Extracted records
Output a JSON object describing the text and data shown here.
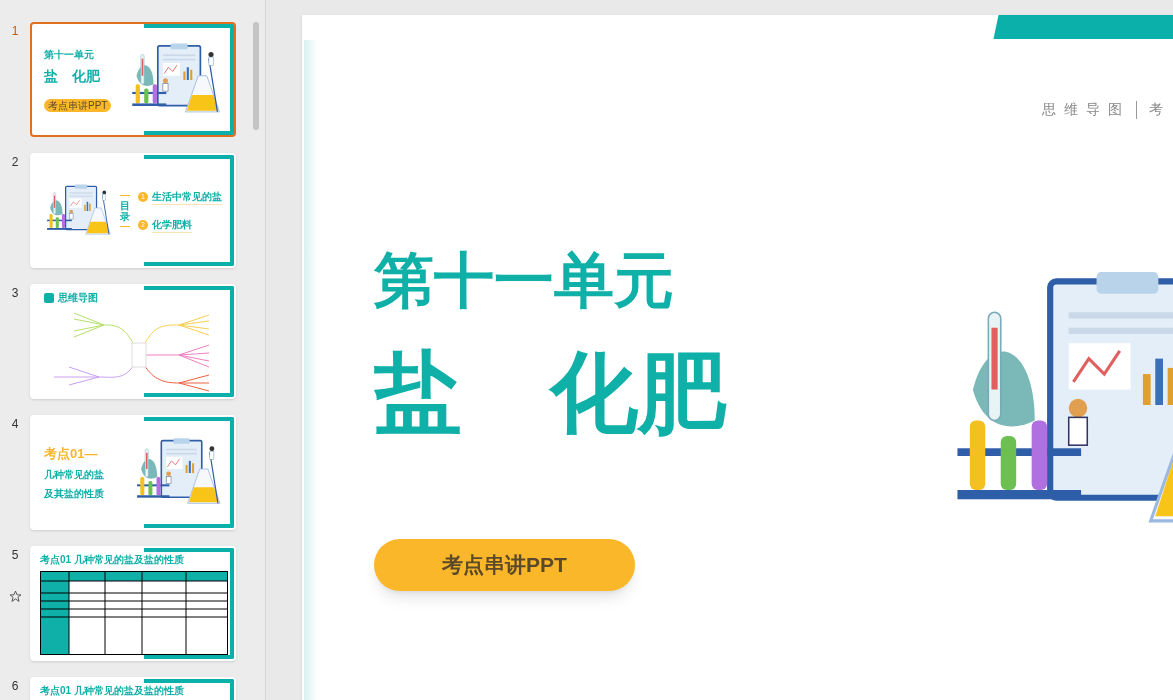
{
  "thumbnails": [
    {
      "number": "1",
      "selected": true,
      "starred": false,
      "kind": "cover",
      "title": "第十一单元",
      "subtitle": "盐　化肥",
      "button": "考点串讲PPT"
    },
    {
      "number": "2",
      "selected": false,
      "starred": false,
      "kind": "contents",
      "heading": "目录",
      "items": [
        {
          "marker": "1",
          "label": "生活中常见的盐"
        },
        {
          "marker": "2",
          "label": "化学肥料"
        }
      ]
    },
    {
      "number": "3",
      "selected": false,
      "starred": false,
      "kind": "mindmap",
      "heading": "思维导图"
    },
    {
      "number": "4",
      "selected": false,
      "starred": false,
      "kind": "section",
      "label": "考点01—",
      "lines": [
        "几种常见的盐",
        "及其盐的性质"
      ]
    },
    {
      "number": "5",
      "selected": false,
      "starred": true,
      "kind": "table",
      "heading": "考点01 几种常见的盐及盐的性质"
    },
    {
      "number": "6",
      "selected": false,
      "starred": false,
      "kind": "table",
      "heading": "考点01 几种常见的盐及盐的性质"
    }
  ],
  "slide": {
    "nav": [
      "思 维 导 图",
      "考"
    ],
    "title": "第十一单元",
    "subtitle": "盐　化肥",
    "button": "考点串讲PPT"
  }
}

Requirements: Find every line in the listing that holds the string "kind", then say how many there are as a bare number.

Result below: 6